===== Extracted records =====

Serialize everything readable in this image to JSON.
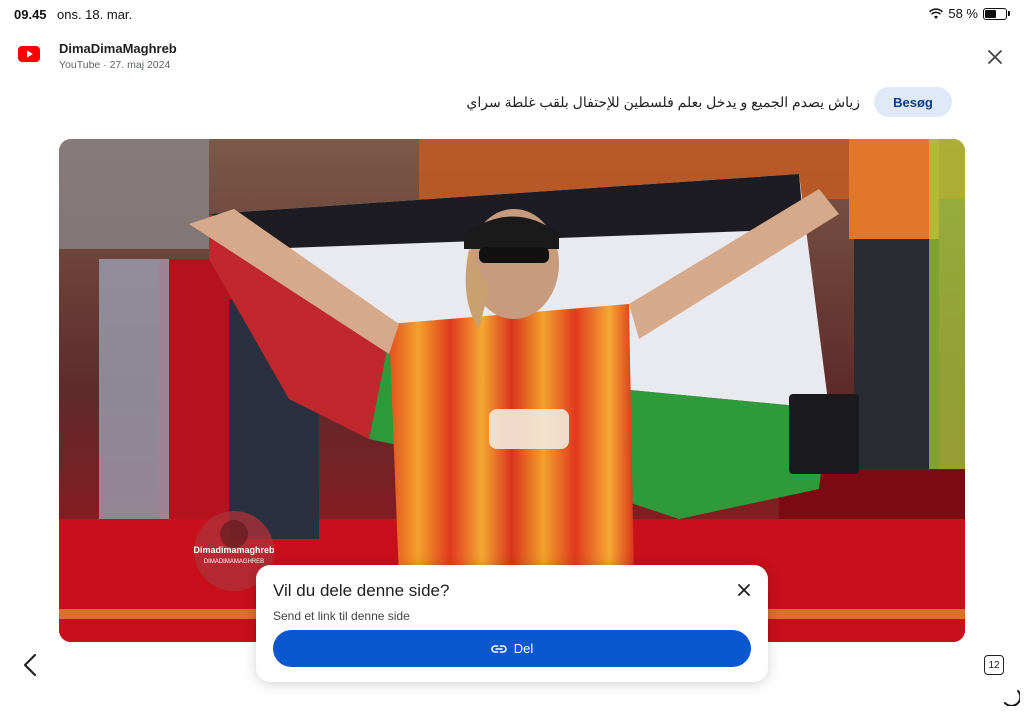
{
  "status": {
    "time": "09.45",
    "date": "ons. 18. mar.",
    "battery": "58 %",
    "battery_level": 0.58
  },
  "source": {
    "name": "DimaDimaMaghreb",
    "meta": "YouTube · 27. maj 2024"
  },
  "article": {
    "title": "زياش يصدم الجميع و يدخل بعلم فلسطين للإحتفال بلقب غلطة سراي",
    "visit_label": "Besøg"
  },
  "media": {
    "watermark_name": "Dimadimamaghreb",
    "watermark_sub": "DIMADIMAMAGHREB"
  },
  "share": {
    "title": "Vil du dele denne side?",
    "subtitle": "Send et link til denne side",
    "button_label": "Del"
  },
  "nav": {
    "tab_count": "12"
  },
  "colors": {
    "accent": "#0b57d0",
    "visit_bg": "#dfe9f8",
    "youtube_red": "#ff0000"
  },
  "icons": [
    "youtube-icon",
    "close-icon",
    "wifi-icon",
    "battery-icon",
    "link-icon",
    "back-icon",
    "tabs-icon",
    "spinner-icon"
  ]
}
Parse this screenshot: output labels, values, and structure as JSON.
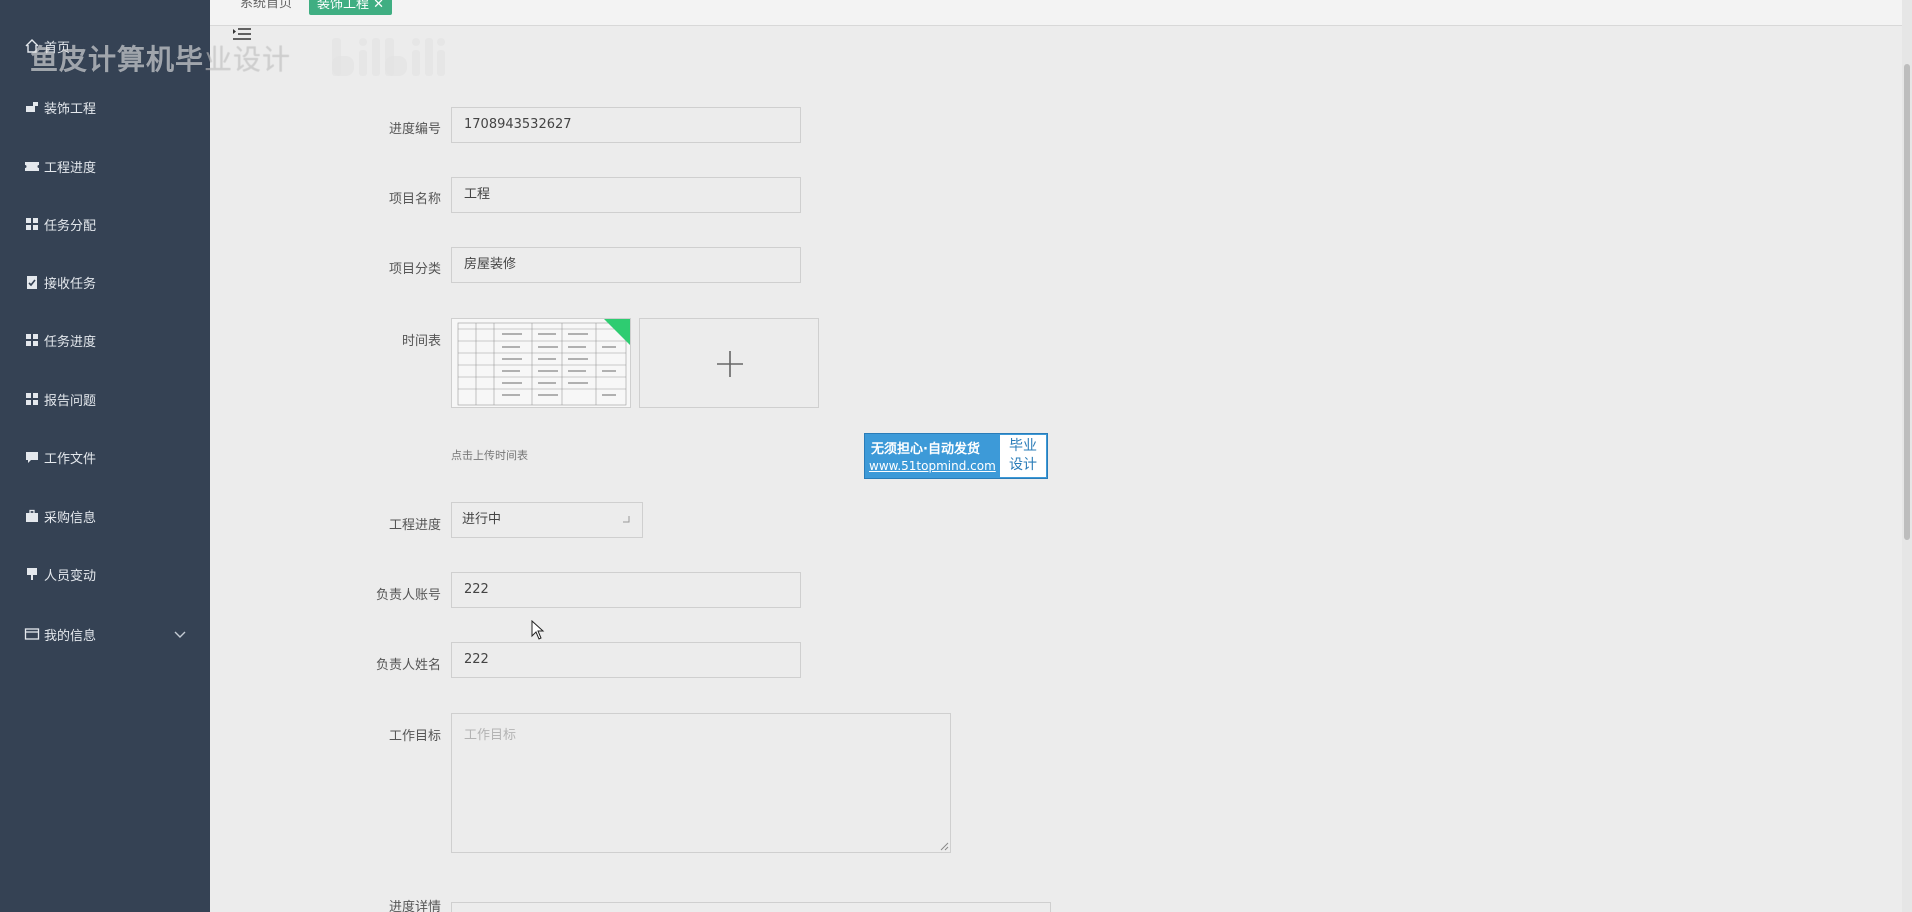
{
  "watermark": {
    "text_bold": "鱼皮计算机毕",
    "text_light": "业设计"
  },
  "sidebar": {
    "items": [
      {
        "label": "首页",
        "icon": "home-icon"
      },
      {
        "label": "装饰工程",
        "icon": "paint-roller-icon"
      },
      {
        "label": "工程进度",
        "icon": "ticket-icon"
      },
      {
        "label": "任务分配",
        "icon": "grid-icon"
      },
      {
        "label": "接收任务",
        "icon": "clipboard-check-icon"
      },
      {
        "label": "任务进度",
        "icon": "grid-icon"
      },
      {
        "label": "报告问题",
        "icon": "grid-icon"
      },
      {
        "label": "工作文件",
        "icon": "chat-icon"
      },
      {
        "label": "采购信息",
        "icon": "briefcase-icon"
      },
      {
        "label": "人员变动",
        "icon": "stamp-icon"
      },
      {
        "label": "我的信息",
        "icon": "id-card-icon"
      }
    ]
  },
  "topbar": {
    "home_tab": "系统首页",
    "active_tab": "装饰工程"
  },
  "form": {
    "progress_no_label": "进度编号",
    "progress_no_value": "1708943532627",
    "project_name_label": "项目名称",
    "project_name_value": "工程",
    "project_category_label": "项目分类",
    "project_category_value": "房屋装修",
    "schedule_label": "时间表",
    "upload_hint": "点击上传时间表",
    "engineering_progress_label": "工程进度",
    "engineering_progress_value": "进行中",
    "owner_account_label": "负责人账号",
    "owner_account_value": "222",
    "owner_name_label": "负责人姓名",
    "owner_name_value": "222",
    "work_goal_label": "工作目标",
    "work_goal_placeholder": "工作目标",
    "progress_detail_label": "进度详情"
  },
  "ad": {
    "line1": "无须担心·自动发货",
    "line2": "www.51topmind.com",
    "side_top": "毕业",
    "side_bottom": "设计"
  },
  "colors": {
    "sidebar_bg": "#354254",
    "accent": "#3fae82",
    "content_bg": "#ececec"
  }
}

=====

Task description: Each record above must be returned exactly as written, with its pictures omitted.

Solution for this problem:
Serialize everything readable in this image to JSON.
{
  "status": {
    "time": "09.45",
    "date": "ons. 18. mar.",
    "battery": "58 %",
    "battery_level": 0.58
  },
  "source": {
    "name": "DimaDimaMaghreb",
    "meta": "YouTube · 27. maj 2024"
  },
  "article": {
    "title": "زياش يصدم الجميع و يدخل بعلم فلسطين للإحتفال بلقب غلطة سراي",
    "visit_label": "Besøg"
  },
  "media": {
    "watermark_name": "Dimadimamaghreb",
    "watermark_sub": "DIMADIMAMAGHREB"
  },
  "share": {
    "title": "Vil du dele denne side?",
    "subtitle": "Send et link til denne side",
    "button_label": "Del"
  },
  "nav": {
    "tab_count": "12"
  },
  "colors": {
    "accent": "#0b57d0",
    "visit_bg": "#dfe9f8",
    "youtube_red": "#ff0000"
  },
  "icons": [
    "youtube-icon",
    "close-icon",
    "wifi-icon",
    "battery-icon",
    "link-icon",
    "back-icon",
    "tabs-icon",
    "spinner-icon"
  ]
}
Parse this screenshot: output labels, values, and structure as JSON.
{
  "watermark": {
    "text_bold": "鱼皮计算机毕",
    "text_light": "业设计"
  },
  "sidebar": {
    "items": [
      {
        "label": "首页",
        "icon": "home-icon"
      },
      {
        "label": "装饰工程",
        "icon": "paint-roller-icon"
      },
      {
        "label": "工程进度",
        "icon": "ticket-icon"
      },
      {
        "label": "任务分配",
        "icon": "grid-icon"
      },
      {
        "label": "接收任务",
        "icon": "clipboard-check-icon"
      },
      {
        "label": "任务进度",
        "icon": "grid-icon"
      },
      {
        "label": "报告问题",
        "icon": "grid-icon"
      },
      {
        "label": "工作文件",
        "icon": "chat-icon"
      },
      {
        "label": "采购信息",
        "icon": "briefcase-icon"
      },
      {
        "label": "人员变动",
        "icon": "stamp-icon"
      },
      {
        "label": "我的信息",
        "icon": "id-card-icon"
      }
    ]
  },
  "topbar": {
    "home_tab": "系统首页",
    "active_tab": "装饰工程"
  },
  "form": {
    "progress_no_label": "进度编号",
    "progress_no_value": "1708943532627",
    "project_name_label": "项目名称",
    "project_name_value": "工程",
    "project_category_label": "项目分类",
    "project_category_value": "房屋装修",
    "schedule_label": "时间表",
    "upload_hint": "点击上传时间表",
    "engineering_progress_label": "工程进度",
    "engineering_progress_value": "进行中",
    "owner_account_label": "负责人账号",
    "owner_account_value": "222",
    "owner_name_label": "负责人姓名",
    "owner_name_value": "222",
    "work_goal_label": "工作目标",
    "work_goal_placeholder": "工作目标",
    "progress_detail_label": "进度详情"
  },
  "ad": {
    "line1": "无须担心·自动发货",
    "line2": "www.51topmind.com",
    "side_top": "毕业",
    "side_bottom": "设计"
  },
  "colors": {
    "sidebar_bg": "#354254",
    "accent": "#3fae82",
    "content_bg": "#ececec"
  }
}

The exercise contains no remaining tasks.